> To be done
Extract each line from the entries below that has the string "http" in it.

============================================================

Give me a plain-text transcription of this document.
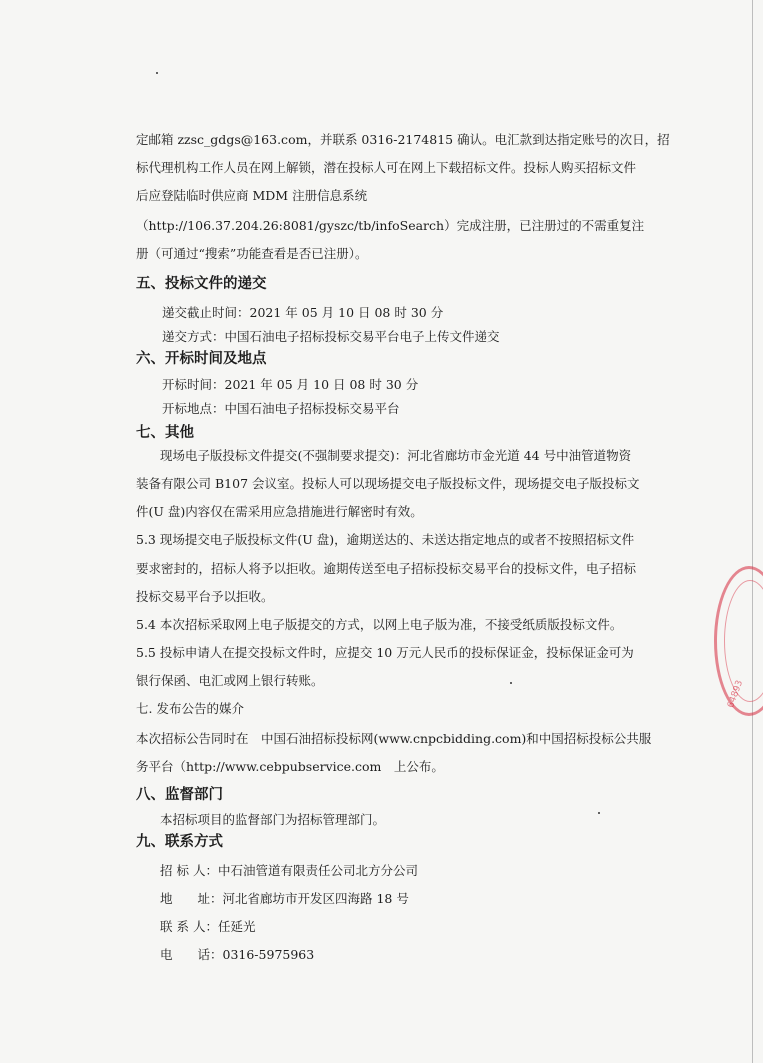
定邮箱 zzsc_gdgs@163.com，并联系 0316-2174815 确认。电汇款到达指定账号的次日，招
标代理机构工作人员在网上解锁，潜在投标人可在网上下载招标文件。投标人购买招标文件
后应登陆临时供应商 MDM 注册信息系统
（http://106.37.204.26:8081/gyszc/tb/infoSearch）完成注册，已注册过的不需重复注
册（可通过“搜索”功能查看是否已注册）。
五、投标文件的递交
递交截止时间：2021 年 05 月 10 日 08 时 30 分
递交方式：中国石油电子招标投标交易平台电子上传文件递交
六、开标时间及地点
开标时间：2021 年 05 月 10 日 08 时 30 分
开标地点：中国石油电子招标投标交易平台
七、其他
现场电子版投标文件提交(不强制要求提交)：河北省廊坊市金光道 44 号中油管道物资
装备有限公司 B107 会议室。投标人可以现场提交电子版投标文件，现场提交电子版投标文
件(U 盘)内容仅在需采用应急措施进行解密时有效。
5.3 现场提交电子版投标文件(U 盘)，逾期送达的、未送达指定地点的或者不按照招标文件
要求密封的，招标人将予以拒收。逾期传送至电子招标投标交易平台的投标文件，电子招标
投标交易平台予以拒收。
5.4 本次招标采取网上电子版提交的方式，以网上电子版为准，不接受纸质版投标文件。
5.5 投标申请人在提交投标文件时，应提交 10 万元人民币的投标保证金，投标保证金可为
银行保函、电汇或网上银行转账。
七. 发布公告的媒介
本次招标公告同时在　中国石油招标投标网(www.cnpcbidding.com)和中国招标投标公共服
务平台（http://www.cebpubservice.com　上公布。
八、监督部门
本招标项目的监督部门为招标管理部门。
九、联系方式
招 标 人：中石油管道有限责任公司北方分公司
地　　址：河北省廊坊市开发区四海路 18 号
联 系 人：任延光
电　　话：0316-5975963
64893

============================================================

> Exercise result
（http://106.37.204.26:8081/gyszc/tb/infoSearch）完成注册，已注册过的不需重复注
务平台（http://www.cebpubservice.com　上公布。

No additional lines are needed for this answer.